>> begin Input material

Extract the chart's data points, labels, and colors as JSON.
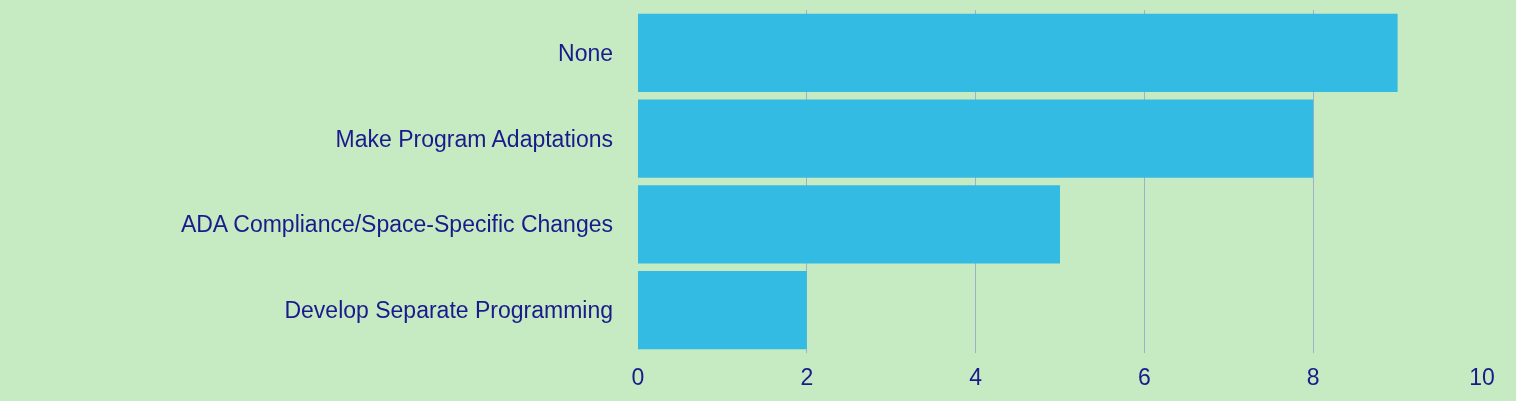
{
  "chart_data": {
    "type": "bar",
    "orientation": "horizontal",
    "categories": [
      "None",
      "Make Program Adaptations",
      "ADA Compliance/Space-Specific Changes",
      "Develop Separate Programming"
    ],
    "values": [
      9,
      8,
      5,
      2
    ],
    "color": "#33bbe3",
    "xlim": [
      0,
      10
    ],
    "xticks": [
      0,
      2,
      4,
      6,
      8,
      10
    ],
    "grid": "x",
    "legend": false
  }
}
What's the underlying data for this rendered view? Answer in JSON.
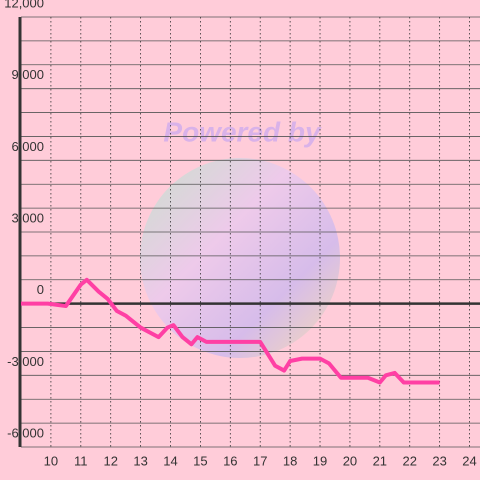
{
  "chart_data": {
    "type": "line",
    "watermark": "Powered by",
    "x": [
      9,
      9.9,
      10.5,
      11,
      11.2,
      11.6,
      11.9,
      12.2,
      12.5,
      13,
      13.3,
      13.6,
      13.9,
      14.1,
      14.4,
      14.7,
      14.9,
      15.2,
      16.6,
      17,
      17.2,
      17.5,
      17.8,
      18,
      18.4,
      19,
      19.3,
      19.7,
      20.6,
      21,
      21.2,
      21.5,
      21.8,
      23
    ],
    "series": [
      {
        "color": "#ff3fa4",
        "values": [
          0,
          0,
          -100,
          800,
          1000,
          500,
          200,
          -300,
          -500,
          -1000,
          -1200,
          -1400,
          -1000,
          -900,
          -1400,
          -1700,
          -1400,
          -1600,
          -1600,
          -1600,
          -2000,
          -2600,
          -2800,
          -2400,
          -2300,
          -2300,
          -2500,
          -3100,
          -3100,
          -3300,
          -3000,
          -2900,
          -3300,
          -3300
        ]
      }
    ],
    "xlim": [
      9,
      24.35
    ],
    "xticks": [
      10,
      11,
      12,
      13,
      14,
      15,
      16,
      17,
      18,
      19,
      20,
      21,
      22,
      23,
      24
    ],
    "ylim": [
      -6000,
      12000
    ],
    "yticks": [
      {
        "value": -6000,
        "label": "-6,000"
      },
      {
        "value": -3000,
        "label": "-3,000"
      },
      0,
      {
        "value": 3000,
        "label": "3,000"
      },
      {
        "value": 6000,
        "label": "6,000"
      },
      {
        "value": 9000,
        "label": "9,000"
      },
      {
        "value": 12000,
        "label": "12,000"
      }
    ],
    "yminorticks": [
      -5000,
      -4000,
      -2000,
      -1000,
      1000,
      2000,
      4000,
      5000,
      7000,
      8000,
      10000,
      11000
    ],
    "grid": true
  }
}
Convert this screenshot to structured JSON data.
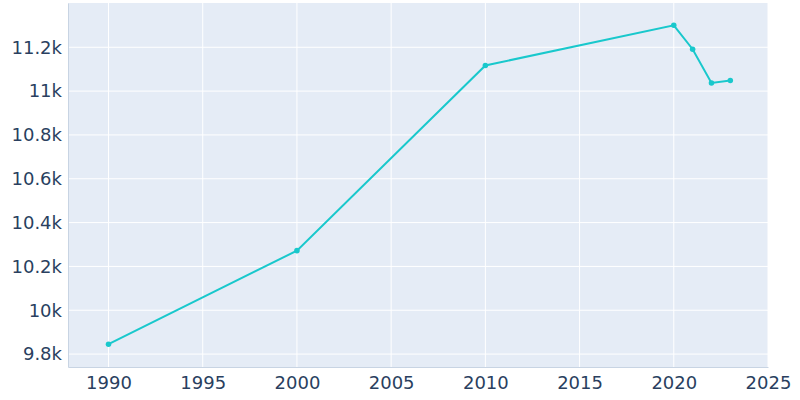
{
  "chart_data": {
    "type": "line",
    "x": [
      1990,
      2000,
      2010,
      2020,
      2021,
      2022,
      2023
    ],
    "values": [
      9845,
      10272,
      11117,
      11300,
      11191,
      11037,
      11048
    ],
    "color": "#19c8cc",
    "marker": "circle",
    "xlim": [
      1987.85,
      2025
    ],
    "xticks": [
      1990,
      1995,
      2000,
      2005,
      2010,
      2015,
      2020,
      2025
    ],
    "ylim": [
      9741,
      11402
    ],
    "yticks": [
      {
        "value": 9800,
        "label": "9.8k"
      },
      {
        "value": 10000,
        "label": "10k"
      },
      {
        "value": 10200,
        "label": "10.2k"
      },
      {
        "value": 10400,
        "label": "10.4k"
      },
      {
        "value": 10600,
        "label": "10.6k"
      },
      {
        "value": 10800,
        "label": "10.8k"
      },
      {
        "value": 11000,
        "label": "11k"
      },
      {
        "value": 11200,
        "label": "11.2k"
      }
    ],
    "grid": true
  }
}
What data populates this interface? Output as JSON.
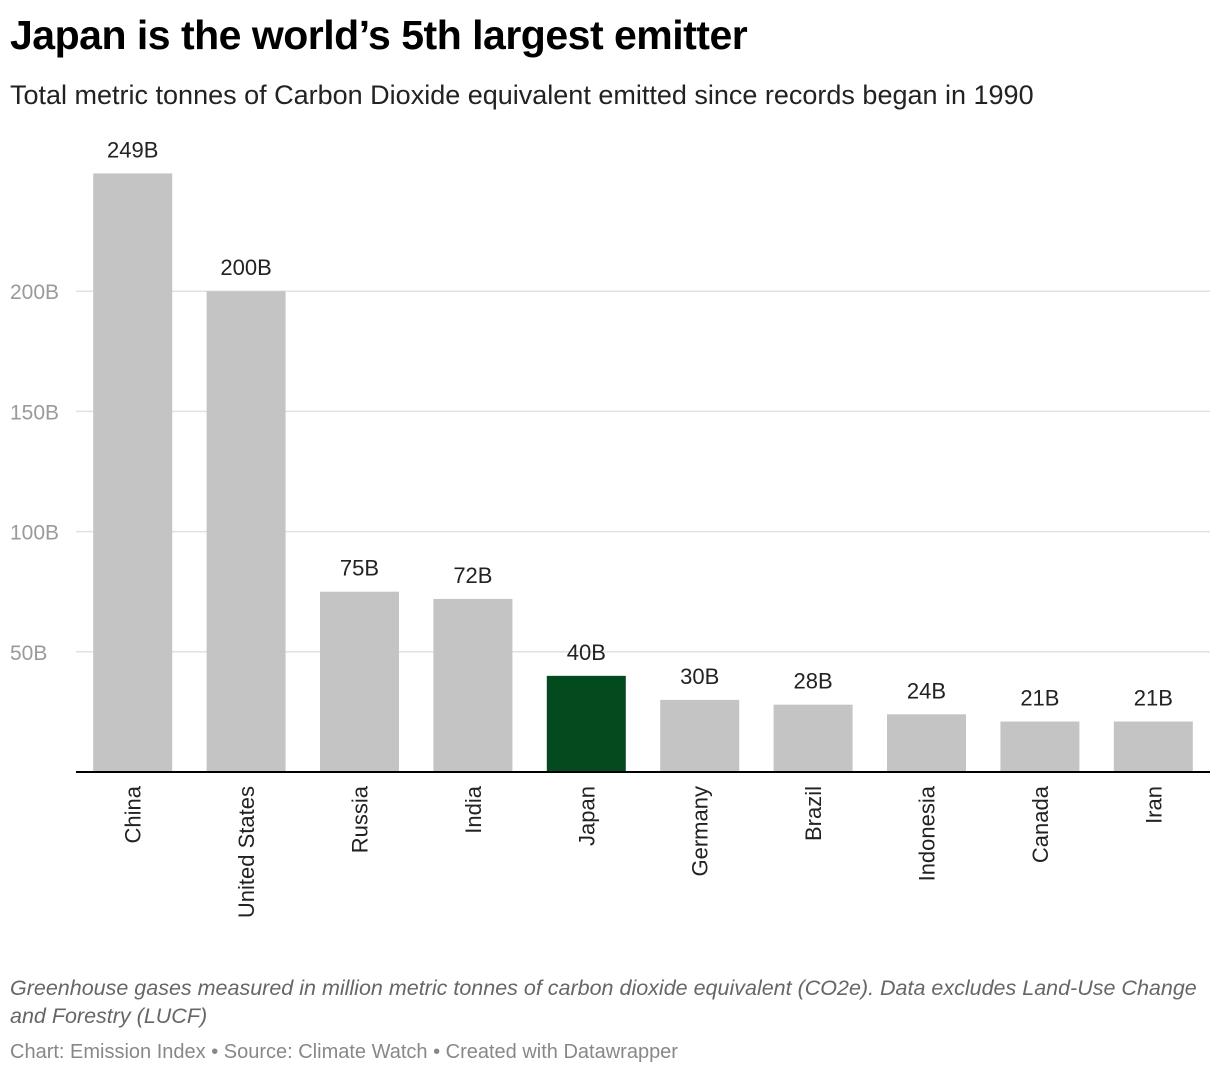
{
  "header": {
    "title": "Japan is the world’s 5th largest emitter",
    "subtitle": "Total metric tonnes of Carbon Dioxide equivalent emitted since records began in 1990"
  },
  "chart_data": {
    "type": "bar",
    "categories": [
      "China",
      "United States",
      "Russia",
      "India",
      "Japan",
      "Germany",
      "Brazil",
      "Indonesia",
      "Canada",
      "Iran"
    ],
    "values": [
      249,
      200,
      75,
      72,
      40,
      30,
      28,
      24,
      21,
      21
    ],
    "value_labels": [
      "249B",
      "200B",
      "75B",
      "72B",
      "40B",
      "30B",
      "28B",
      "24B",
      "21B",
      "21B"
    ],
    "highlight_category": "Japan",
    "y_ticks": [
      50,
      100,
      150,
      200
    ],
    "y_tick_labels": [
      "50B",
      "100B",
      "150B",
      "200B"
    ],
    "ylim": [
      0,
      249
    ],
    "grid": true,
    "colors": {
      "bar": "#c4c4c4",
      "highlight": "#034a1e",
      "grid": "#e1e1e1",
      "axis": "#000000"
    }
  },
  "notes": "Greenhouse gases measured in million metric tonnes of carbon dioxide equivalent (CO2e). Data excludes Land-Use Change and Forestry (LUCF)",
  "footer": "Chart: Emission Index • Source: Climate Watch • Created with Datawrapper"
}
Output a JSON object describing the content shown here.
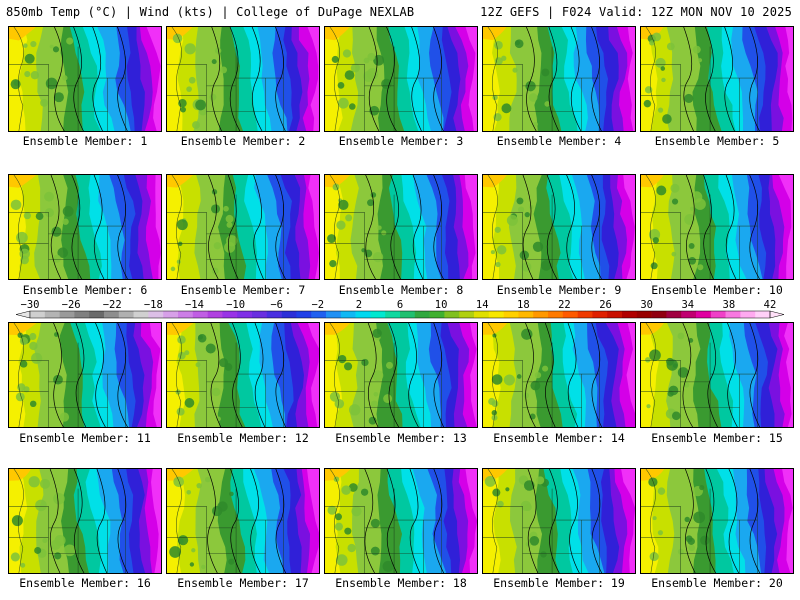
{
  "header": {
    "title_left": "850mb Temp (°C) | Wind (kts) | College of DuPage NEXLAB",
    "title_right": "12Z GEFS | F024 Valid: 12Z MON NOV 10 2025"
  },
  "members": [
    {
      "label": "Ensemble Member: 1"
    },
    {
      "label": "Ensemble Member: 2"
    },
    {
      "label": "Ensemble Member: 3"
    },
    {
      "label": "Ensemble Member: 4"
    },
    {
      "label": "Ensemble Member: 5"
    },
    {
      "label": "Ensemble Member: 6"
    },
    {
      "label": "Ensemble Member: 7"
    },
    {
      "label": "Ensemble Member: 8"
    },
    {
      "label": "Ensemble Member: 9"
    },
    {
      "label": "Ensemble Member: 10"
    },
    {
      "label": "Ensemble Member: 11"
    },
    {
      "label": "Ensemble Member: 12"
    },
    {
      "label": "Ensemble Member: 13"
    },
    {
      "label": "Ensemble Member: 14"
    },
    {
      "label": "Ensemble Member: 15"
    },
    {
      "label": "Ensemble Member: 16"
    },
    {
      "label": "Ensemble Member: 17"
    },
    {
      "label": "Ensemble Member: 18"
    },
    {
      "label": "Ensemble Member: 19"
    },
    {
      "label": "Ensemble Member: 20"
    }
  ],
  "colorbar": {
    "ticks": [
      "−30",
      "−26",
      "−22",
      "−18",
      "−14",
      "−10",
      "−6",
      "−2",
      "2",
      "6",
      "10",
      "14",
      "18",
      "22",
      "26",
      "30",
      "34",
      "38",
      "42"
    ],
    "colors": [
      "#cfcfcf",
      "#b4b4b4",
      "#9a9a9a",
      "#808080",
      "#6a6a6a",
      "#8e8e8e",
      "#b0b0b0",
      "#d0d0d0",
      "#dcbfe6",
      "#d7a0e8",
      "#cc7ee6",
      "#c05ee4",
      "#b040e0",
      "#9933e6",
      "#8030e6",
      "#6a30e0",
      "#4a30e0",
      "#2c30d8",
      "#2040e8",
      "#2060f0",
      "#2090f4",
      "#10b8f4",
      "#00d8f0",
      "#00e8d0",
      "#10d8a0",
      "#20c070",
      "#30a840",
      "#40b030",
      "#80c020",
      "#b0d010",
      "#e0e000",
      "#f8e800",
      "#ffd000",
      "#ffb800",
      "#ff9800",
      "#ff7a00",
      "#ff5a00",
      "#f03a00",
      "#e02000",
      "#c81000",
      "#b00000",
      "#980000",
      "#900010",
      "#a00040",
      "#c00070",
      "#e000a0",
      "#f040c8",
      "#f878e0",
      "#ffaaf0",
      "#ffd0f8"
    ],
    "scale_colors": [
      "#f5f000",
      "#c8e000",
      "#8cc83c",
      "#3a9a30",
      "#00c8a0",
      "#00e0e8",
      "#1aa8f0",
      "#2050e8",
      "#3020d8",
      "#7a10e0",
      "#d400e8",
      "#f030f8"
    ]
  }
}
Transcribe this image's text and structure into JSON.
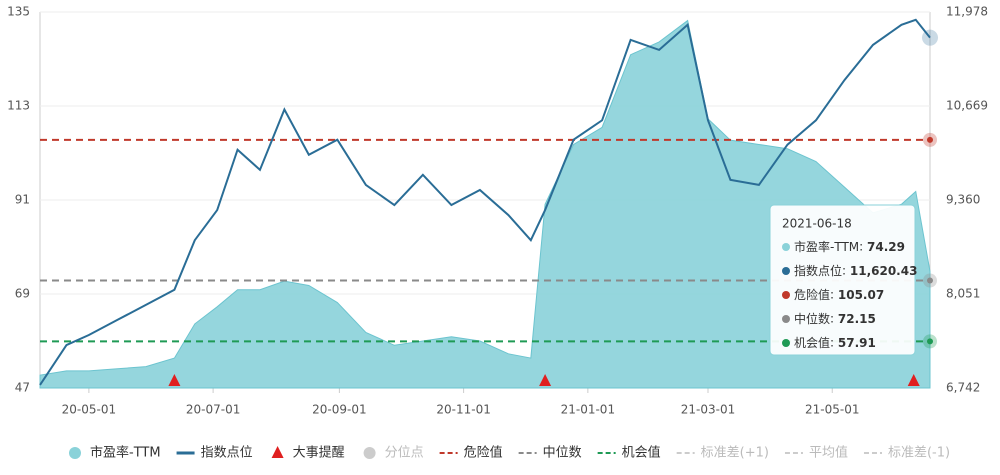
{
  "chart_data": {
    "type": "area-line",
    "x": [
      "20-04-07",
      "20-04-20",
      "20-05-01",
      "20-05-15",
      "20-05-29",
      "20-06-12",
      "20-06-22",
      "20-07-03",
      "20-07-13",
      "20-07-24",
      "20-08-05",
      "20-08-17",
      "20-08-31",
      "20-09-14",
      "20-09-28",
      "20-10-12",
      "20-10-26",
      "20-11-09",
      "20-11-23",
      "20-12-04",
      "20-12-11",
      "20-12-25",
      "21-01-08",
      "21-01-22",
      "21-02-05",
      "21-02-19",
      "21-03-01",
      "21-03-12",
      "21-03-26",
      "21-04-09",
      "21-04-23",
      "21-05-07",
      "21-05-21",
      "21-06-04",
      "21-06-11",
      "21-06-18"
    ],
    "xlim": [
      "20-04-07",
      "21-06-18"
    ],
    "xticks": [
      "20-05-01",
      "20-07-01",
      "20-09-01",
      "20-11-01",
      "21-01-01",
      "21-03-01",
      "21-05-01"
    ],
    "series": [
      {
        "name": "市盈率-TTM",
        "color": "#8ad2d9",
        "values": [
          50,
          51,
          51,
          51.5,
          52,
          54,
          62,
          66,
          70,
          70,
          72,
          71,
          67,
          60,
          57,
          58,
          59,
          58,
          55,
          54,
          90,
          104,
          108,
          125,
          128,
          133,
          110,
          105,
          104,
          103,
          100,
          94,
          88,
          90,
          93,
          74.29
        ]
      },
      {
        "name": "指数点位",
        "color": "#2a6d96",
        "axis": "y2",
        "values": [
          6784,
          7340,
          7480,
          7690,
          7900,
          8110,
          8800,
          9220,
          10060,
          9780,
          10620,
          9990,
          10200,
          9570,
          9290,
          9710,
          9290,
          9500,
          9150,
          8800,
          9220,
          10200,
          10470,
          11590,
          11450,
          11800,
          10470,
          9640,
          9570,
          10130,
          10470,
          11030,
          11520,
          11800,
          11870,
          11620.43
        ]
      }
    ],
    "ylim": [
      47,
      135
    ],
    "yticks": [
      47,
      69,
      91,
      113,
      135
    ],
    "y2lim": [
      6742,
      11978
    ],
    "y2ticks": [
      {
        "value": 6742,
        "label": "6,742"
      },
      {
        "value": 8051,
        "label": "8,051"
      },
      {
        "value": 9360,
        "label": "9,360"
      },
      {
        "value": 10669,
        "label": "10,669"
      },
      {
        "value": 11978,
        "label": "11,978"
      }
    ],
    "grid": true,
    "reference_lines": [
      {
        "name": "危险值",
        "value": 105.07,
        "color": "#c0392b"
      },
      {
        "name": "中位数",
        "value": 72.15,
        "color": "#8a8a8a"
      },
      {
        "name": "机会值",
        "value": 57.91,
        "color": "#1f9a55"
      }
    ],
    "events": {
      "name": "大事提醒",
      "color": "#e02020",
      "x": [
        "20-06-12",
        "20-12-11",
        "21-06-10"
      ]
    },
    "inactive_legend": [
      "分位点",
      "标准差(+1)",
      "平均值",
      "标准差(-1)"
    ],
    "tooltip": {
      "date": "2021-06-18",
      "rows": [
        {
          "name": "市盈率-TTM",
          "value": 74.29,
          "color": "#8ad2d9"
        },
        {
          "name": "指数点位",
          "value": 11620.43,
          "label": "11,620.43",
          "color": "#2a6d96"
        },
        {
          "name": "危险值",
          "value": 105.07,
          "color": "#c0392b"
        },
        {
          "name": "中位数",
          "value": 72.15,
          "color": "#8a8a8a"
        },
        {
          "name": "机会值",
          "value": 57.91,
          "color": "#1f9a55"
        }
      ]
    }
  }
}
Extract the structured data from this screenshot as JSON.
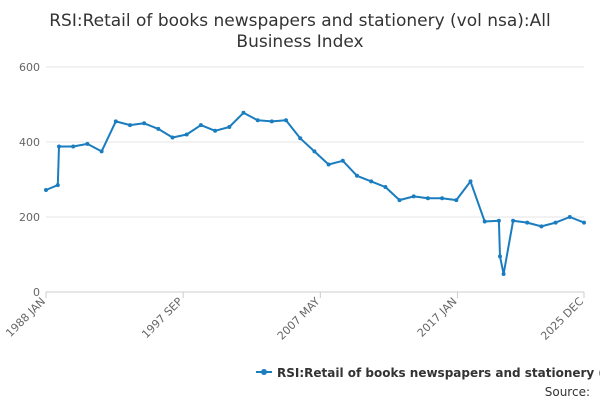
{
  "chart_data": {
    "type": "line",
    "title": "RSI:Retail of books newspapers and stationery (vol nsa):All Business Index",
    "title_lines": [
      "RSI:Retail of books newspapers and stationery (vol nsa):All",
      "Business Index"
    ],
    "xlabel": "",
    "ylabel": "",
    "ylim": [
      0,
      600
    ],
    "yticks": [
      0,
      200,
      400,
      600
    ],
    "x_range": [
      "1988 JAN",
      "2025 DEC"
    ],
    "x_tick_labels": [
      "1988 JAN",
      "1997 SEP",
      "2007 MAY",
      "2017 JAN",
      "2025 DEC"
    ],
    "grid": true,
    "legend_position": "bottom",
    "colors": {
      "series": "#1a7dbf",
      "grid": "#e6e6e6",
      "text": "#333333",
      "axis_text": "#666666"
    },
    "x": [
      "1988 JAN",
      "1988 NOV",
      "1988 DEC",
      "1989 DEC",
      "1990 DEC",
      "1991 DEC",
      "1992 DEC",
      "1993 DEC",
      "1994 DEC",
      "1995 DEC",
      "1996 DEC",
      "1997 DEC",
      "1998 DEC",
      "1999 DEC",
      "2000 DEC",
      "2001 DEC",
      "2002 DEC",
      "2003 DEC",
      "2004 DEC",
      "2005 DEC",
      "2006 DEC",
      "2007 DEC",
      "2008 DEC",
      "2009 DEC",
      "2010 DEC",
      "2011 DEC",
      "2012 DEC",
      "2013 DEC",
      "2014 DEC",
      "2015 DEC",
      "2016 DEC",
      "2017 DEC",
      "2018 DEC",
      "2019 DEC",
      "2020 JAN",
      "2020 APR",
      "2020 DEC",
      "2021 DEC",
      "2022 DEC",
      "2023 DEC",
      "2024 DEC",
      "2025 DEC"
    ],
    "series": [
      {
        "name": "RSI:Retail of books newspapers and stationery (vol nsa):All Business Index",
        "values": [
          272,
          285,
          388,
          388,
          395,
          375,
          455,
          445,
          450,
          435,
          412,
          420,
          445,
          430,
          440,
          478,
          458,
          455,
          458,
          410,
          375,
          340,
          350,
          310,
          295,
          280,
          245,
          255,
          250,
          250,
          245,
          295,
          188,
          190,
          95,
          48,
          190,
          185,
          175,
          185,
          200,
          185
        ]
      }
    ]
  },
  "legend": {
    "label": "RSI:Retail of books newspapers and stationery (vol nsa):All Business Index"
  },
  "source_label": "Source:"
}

>> end Input material

Look for the word "stationery" and return every line where it occurs.

    "title": "RSI:Retail of books newspapers and stationery (vol nsa):All Business Index",
      "RSI:Retail of books newspapers and stationery (vol nsa):All",
        "name": "RSI:Retail of books newspapers and stationery (vol nsa):All Business Index",
    "label": "RSI:Retail of books newspapers and stationery (vol nsa):All Business Index"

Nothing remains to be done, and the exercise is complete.